→ Task details:
Copy out lines with the word "JSON" from the material that follows.

━━━━━━━━━━━━━━━━━━━━

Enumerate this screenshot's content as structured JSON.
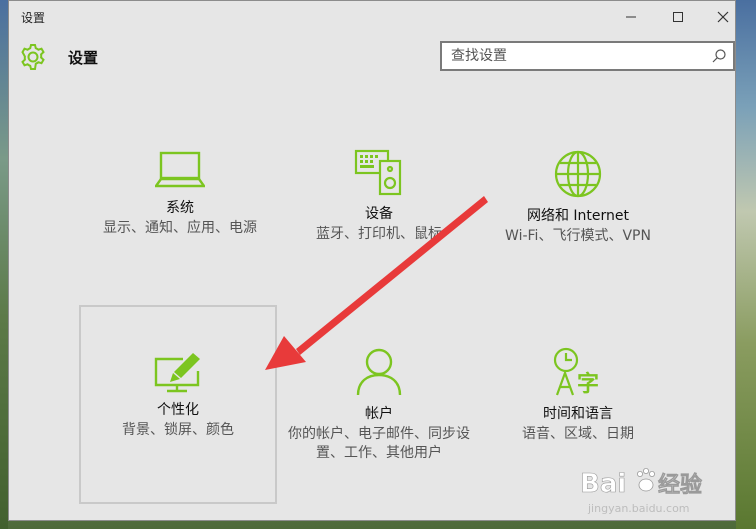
{
  "window": {
    "title": "设置",
    "controls": [
      "minimize",
      "maximize",
      "close"
    ]
  },
  "header": {
    "title": "设置",
    "icon": "gear-icon"
  },
  "search": {
    "placeholder": "查找设置",
    "icon": "search-icon"
  },
  "tiles": [
    {
      "id": "system",
      "name": "系统",
      "desc": "显示、通知、应用、电源",
      "icon": "laptop-icon"
    },
    {
      "id": "devices",
      "name": "设备",
      "desc": "蓝牙、打印机、鼠标",
      "icon": "devices-icon"
    },
    {
      "id": "network",
      "name": "网络和 Internet",
      "desc": "Wi-Fi、飞行模式、VPN",
      "icon": "globe-icon"
    },
    {
      "id": "personalization",
      "name": "个性化",
      "desc": "背景、锁屏、颜色",
      "icon": "personalization-icon",
      "selected": true
    },
    {
      "id": "accounts",
      "name": "帐户",
      "desc": "你的帐户、电子邮件、同步设置、工作、其他用户",
      "icon": "person-icon"
    },
    {
      "id": "time_language",
      "name": "时间和语言",
      "desc": "语音、区域、日期",
      "icon": "time-language-icon"
    }
  ],
  "watermark": {
    "brand": "Bai",
    "brand_suffix": "经验",
    "url": "jingyan.baidu.com"
  },
  "colors": {
    "accent": "#7cc520",
    "window_bg": "#e6e6e6",
    "annotation_arrow": "#e83a3a"
  }
}
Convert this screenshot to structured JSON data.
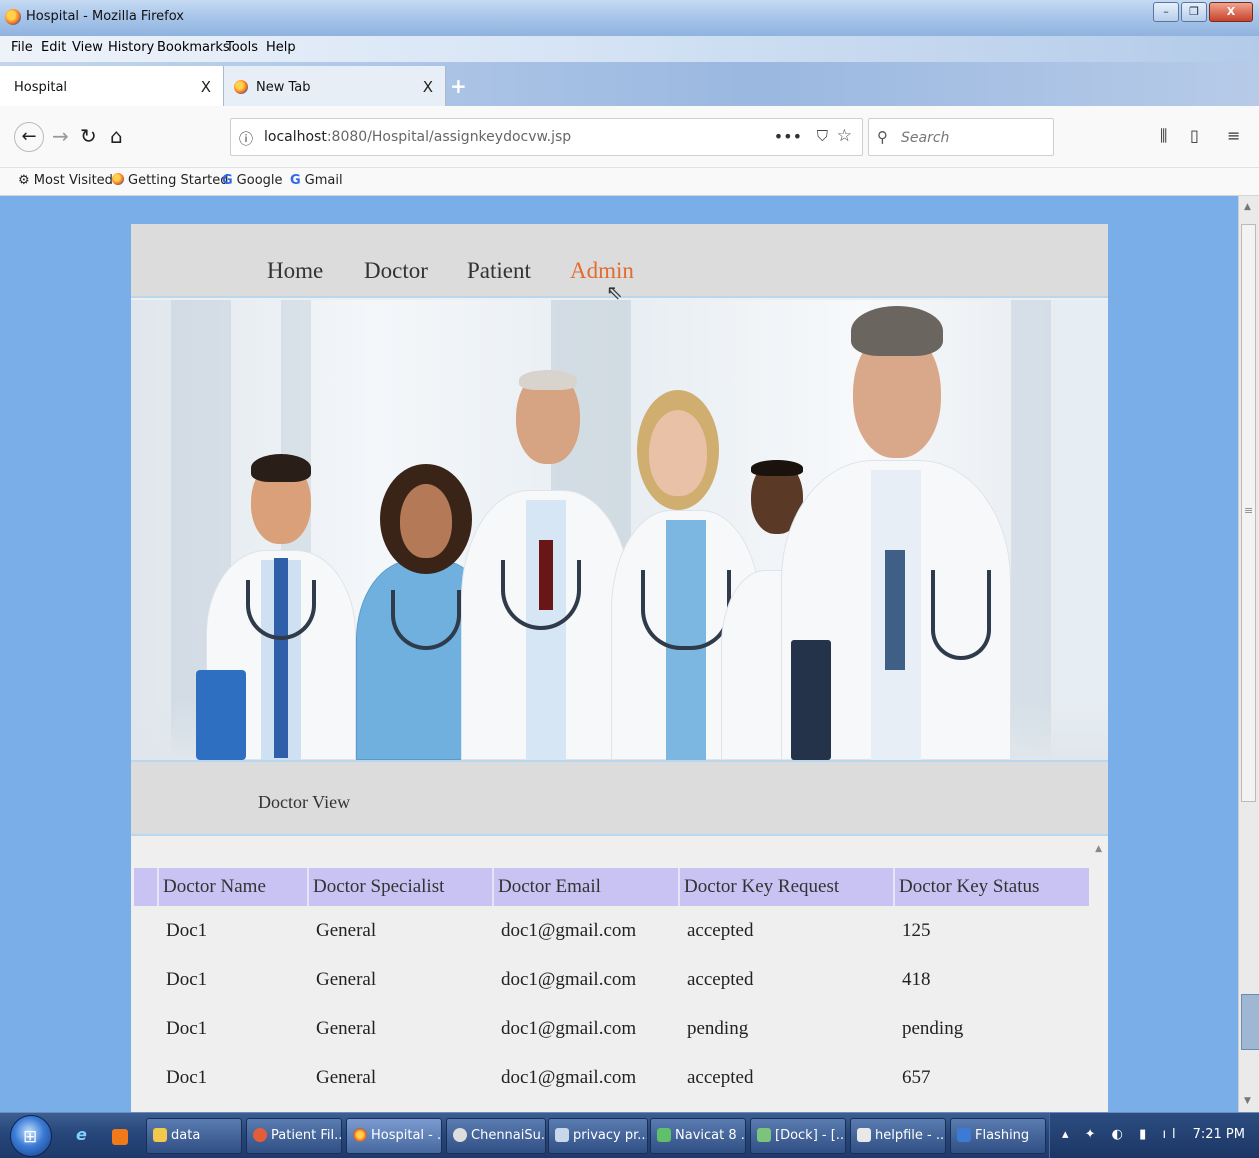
{
  "window": {
    "title": "Hospital - Mozilla Firefox",
    "minimize": "–",
    "maximize": "❐",
    "close": "X"
  },
  "menu": [
    "File",
    "Edit",
    "View",
    "History",
    "Bookmarks",
    "Tools",
    "Help"
  ],
  "tabs": [
    {
      "label": "Hospital",
      "close": "X",
      "active": true
    },
    {
      "label": "New Tab",
      "close": "X",
      "active": false
    }
  ],
  "new_tab_label": "+",
  "nav": {
    "back_icon": "←",
    "forward_icon": "→",
    "reload_icon": "↻",
    "home_icon": "⌂",
    "url_host": "localhost",
    "url_path": ":8080/Hospital/assignkeydocvw.jsp",
    "info_icon": "ⓘ",
    "more_icon": "•••",
    "pocket_icon": "⛉",
    "star_icon": "☆",
    "search_placeholder": "Search",
    "search_icon": "⚲",
    "library_icon": "⫼",
    "sidebar_icon": "▯",
    "menu_icon": "≡"
  },
  "bookmarks": [
    {
      "label": "Most Visited",
      "icon": "gear-icon"
    },
    {
      "label": "Getting Started",
      "icon": "firefox-icon"
    },
    {
      "label": "Google",
      "icon": "google-icon"
    },
    {
      "label": "Gmail",
      "icon": "google-icon"
    }
  ],
  "site": {
    "nav_links": [
      "Home",
      "Doctor",
      "Patient",
      "Admin"
    ],
    "active_link": "Admin",
    "section_title": "Doctor View"
  },
  "table": {
    "headers": [
      "Doctor Name",
      "Doctor Specialist",
      "Doctor Email",
      "Doctor Key Request",
      "Doctor Key Status"
    ],
    "rows": [
      [
        "Doc1",
        "General",
        "doc1@gmail.com",
        "accepted",
        "125"
      ],
      [
        "Doc1",
        "General",
        "doc1@gmail.com",
        "accepted",
        "418"
      ],
      [
        "Doc1",
        "General",
        "doc1@gmail.com",
        "pending",
        "pending"
      ],
      [
        "Doc1",
        "General",
        "doc1@gmail.com",
        "accepted",
        "657"
      ]
    ]
  },
  "taskbar": {
    "buttons": [
      "data",
      "Patient Fil...",
      "Hospital - ...",
      "ChennaiSu...",
      "privacy pr...",
      "Navicat 8 ...",
      "[Dock] - [...",
      "helpfile - ...",
      "Flashing"
    ],
    "clock": "7:21 PM"
  },
  "colors": {
    "accent": "#e36b2e",
    "table_header": "#c8c3f3",
    "page_bg": "#7aaee9"
  }
}
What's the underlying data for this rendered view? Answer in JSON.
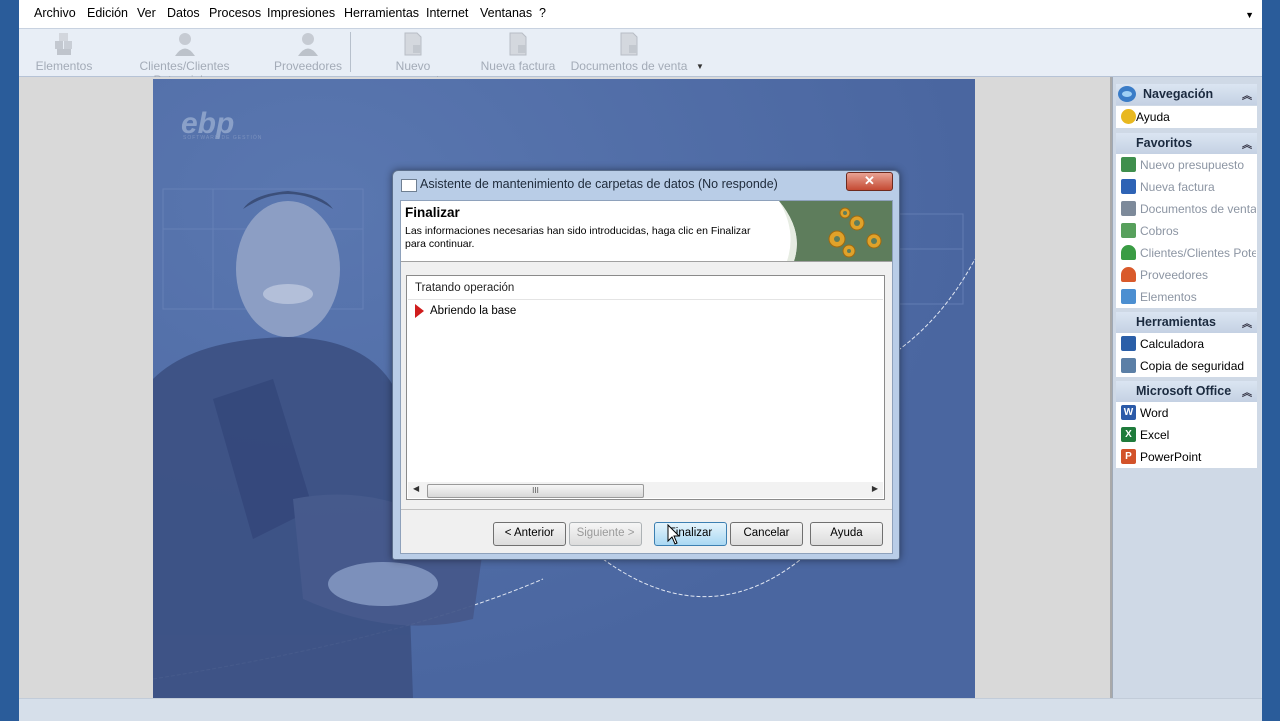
{
  "menu": {
    "items": [
      "Archivo",
      "Edición",
      "Ver",
      "Datos",
      "Procesos",
      "Impresiones",
      "Herramientas",
      "Internet",
      "Ventanas",
      "?"
    ],
    "overflow_icon": "chevron-down-icon"
  },
  "toolbar": {
    "buttons": [
      {
        "label": "Elementos",
        "icon": "elements-icon"
      },
      {
        "label": "Clientes/Clientes Potenciales",
        "icon": "client-icon"
      },
      {
        "label": "Proveedores",
        "icon": "supplier-icon"
      },
      {
        "label": "Nuevo presupuesto",
        "icon": "document-icon"
      },
      {
        "label": "Nueva factura",
        "icon": "document-icon"
      },
      {
        "label": "Documentos de venta",
        "icon": "document-icon"
      }
    ]
  },
  "splash": {
    "logo": "ebp",
    "tagline": "SOFTWARE DE GESTIÓN"
  },
  "nav": {
    "sections": [
      {
        "title": "Navegación",
        "icon": "globe-icon",
        "items": [
          {
            "label": "Ayuda",
            "icon": "help-icon",
            "color": "#e8b820"
          }
        ]
      },
      {
        "title": "Favoritos",
        "items": [
          {
            "label": "Nuevo presupuesto",
            "icon": "document-icon",
            "color": "#3f8f4d"
          },
          {
            "label": "Nueva factura",
            "icon": "document-icon",
            "color": "#2e63b5"
          },
          {
            "label": "Documentos de venta",
            "icon": "document-icon",
            "color": "#7d8a9a"
          },
          {
            "label": "Cobros",
            "icon": "payment-icon",
            "color": "#57a05c"
          },
          {
            "label": "Clientes/Clientes Pote...",
            "icon": "client-icon",
            "color": "#3a9c44"
          },
          {
            "label": "Proveedores",
            "icon": "supplier-icon",
            "color": "#d95a2b"
          },
          {
            "label": "Elementos",
            "icon": "elements-icon",
            "color": "#4c8fd1"
          }
        ]
      },
      {
        "title": "Herramientas",
        "items": [
          {
            "label": "Calculadora",
            "icon": "calculator-icon",
            "color": "#2b5fa8"
          },
          {
            "label": "Copia de seguridad",
            "icon": "backup-icon",
            "color": "#5b7fa6"
          }
        ]
      },
      {
        "title": "Microsoft Office",
        "items": [
          {
            "label": "Word",
            "icon": "word-icon",
            "color": "#2b5aa8"
          },
          {
            "label": "Excel",
            "icon": "excel-icon",
            "color": "#1f7b3c"
          },
          {
            "label": "PowerPoint",
            "icon": "powerpoint-icon",
            "color": "#d2522a"
          }
        ]
      }
    ]
  },
  "dialog": {
    "title": "Asistente de mantenimiento de carpetas de datos (No responde)",
    "close": "✕",
    "header_title": "Finalizar",
    "header_desc": "Las informaciones necesarias han sido introducidas, haga clic en Finalizar para continuar.",
    "op_header": "Tratando operación",
    "op_row": "Abriendo la base",
    "scroll_left": "◀",
    "scroll_right": "▶",
    "scroll_grip": "III",
    "buttons": {
      "back": "< Anterior",
      "next": "Siguiente >",
      "finish": "Finalizar",
      "cancel": "Cancelar",
      "help": "Ayuda"
    }
  }
}
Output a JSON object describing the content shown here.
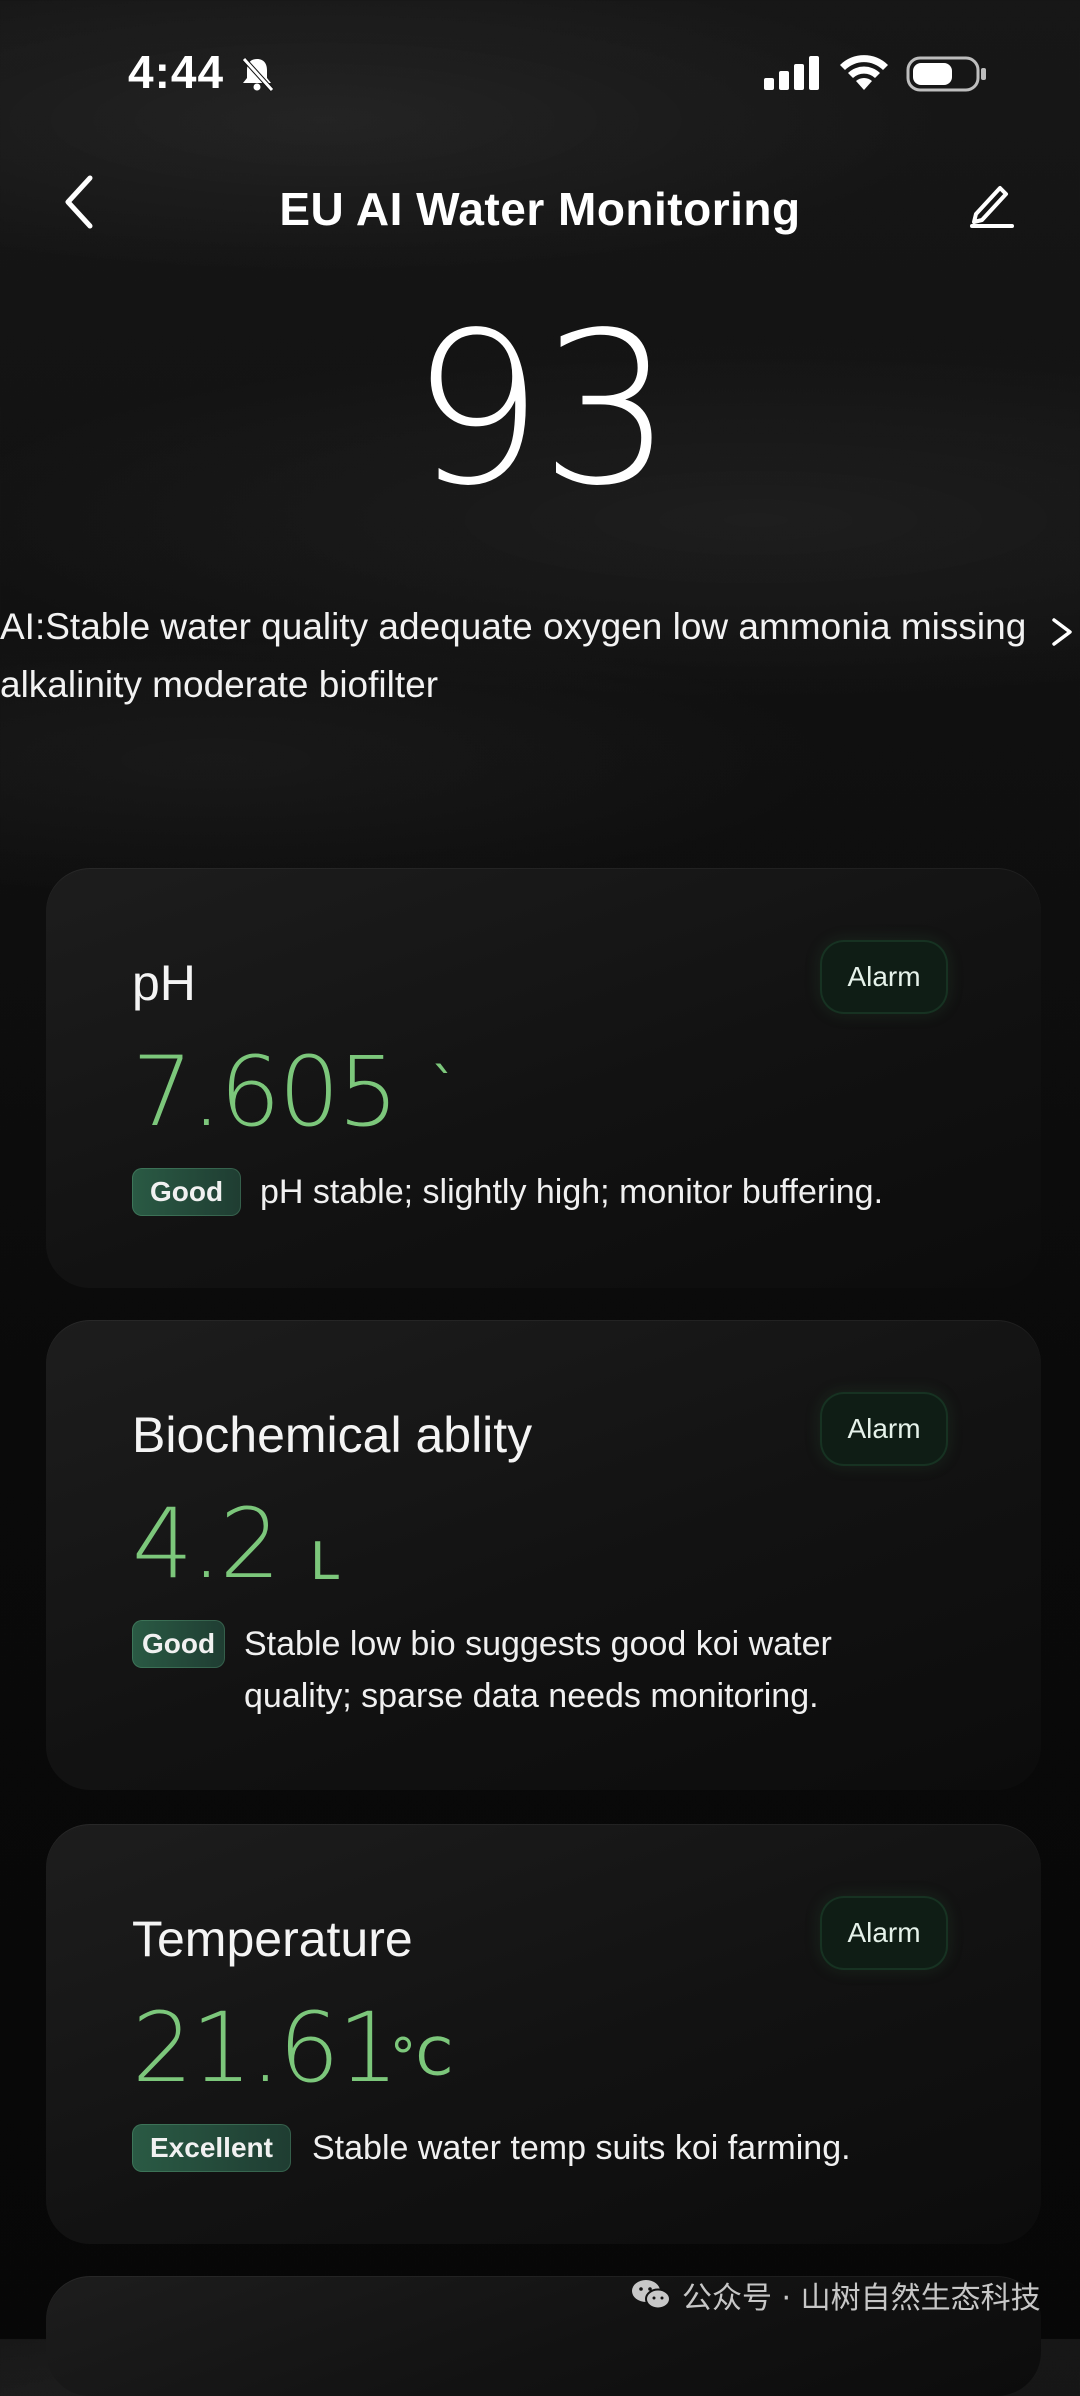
{
  "status_bar": {
    "time": "4:44",
    "icons": [
      "bell-off-icon",
      "signal-icon",
      "wifi-icon",
      "battery-icon"
    ],
    "battery_level": 0.65
  },
  "header": {
    "title": "EU AI Water Monitoring",
    "icons": [
      "back-icon",
      "edit-icon"
    ]
  },
  "score": "93",
  "ai_summary": {
    "text": "AI:Stable water quality adequate oxygen low ammonia missing alkalinity moderate biofilter",
    "more_icon": "chevron-right-icon"
  },
  "cards": [
    {
      "title": "pH",
      "alarm_label": "Alarm",
      "value": "7.605",
      "unit": "`",
      "status": "Good",
      "description": "pH stable; slightly high; monitor buffering."
    },
    {
      "title": "Biochemical ablity",
      "alarm_label": "Alarm",
      "value": "4.2",
      "unit": "L",
      "status": "Good",
      "description": "Stable low bio suggests good koi water quality; sparse data needs monitoring."
    },
    {
      "title": "Temperature",
      "alarm_label": "Alarm",
      "value": "21.61",
      "unit": "°C",
      "status": "Excellent",
      "description": "Stable water temp suits koi farming."
    }
  ],
  "watermark": {
    "icon": "wechat-icon",
    "text": "公众号 · 山树自然生态科技"
  },
  "colors": {
    "accent_green": "#7cc77b",
    "badge_green": "#2a5a44",
    "background": "#0b0b0b"
  }
}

━━━━━━━━━━━━━━━━━━━━

→ Completed exercise:
Enumerate this screenshot's content as structured JSON.
Convert this screenshot to structured JSON data.
What's the underlying data for this rendered view? Answer in JSON.
Output a JSON object describing the content shown here.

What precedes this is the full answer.